*Dataset records:*

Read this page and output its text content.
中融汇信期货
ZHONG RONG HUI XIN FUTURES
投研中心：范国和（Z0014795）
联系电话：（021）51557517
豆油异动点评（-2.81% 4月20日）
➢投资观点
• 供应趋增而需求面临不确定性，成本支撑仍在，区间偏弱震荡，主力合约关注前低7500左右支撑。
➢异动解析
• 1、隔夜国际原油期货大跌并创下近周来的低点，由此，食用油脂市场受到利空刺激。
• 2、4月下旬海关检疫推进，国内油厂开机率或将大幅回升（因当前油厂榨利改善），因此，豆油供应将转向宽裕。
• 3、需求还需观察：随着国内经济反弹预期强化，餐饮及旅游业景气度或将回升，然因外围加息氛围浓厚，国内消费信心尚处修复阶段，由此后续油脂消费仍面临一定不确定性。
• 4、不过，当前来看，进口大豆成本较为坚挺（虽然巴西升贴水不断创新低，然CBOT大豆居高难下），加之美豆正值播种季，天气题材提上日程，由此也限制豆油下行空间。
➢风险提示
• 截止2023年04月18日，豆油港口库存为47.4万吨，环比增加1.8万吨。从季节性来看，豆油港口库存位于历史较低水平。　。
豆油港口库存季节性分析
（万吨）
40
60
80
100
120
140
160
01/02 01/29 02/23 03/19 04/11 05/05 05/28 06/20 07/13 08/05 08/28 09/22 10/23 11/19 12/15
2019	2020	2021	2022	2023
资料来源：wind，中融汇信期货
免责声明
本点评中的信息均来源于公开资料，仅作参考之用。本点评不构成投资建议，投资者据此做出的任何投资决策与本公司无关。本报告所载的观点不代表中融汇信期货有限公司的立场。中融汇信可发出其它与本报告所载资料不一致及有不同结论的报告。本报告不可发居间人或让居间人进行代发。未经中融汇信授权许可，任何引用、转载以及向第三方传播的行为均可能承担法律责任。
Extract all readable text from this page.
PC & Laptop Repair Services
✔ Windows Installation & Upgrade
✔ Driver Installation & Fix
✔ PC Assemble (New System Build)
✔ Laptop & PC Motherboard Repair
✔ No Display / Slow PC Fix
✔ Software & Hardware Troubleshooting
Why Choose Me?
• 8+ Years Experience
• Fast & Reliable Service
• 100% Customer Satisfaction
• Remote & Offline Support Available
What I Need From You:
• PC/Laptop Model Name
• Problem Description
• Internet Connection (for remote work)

*EXERCISE BRIEF:* Show the lines of the material that contain the word "Installation".

*RESULT OF THE TASK:*
✔ Windows Installation & Upgrade
✔ Driver Installation & Fix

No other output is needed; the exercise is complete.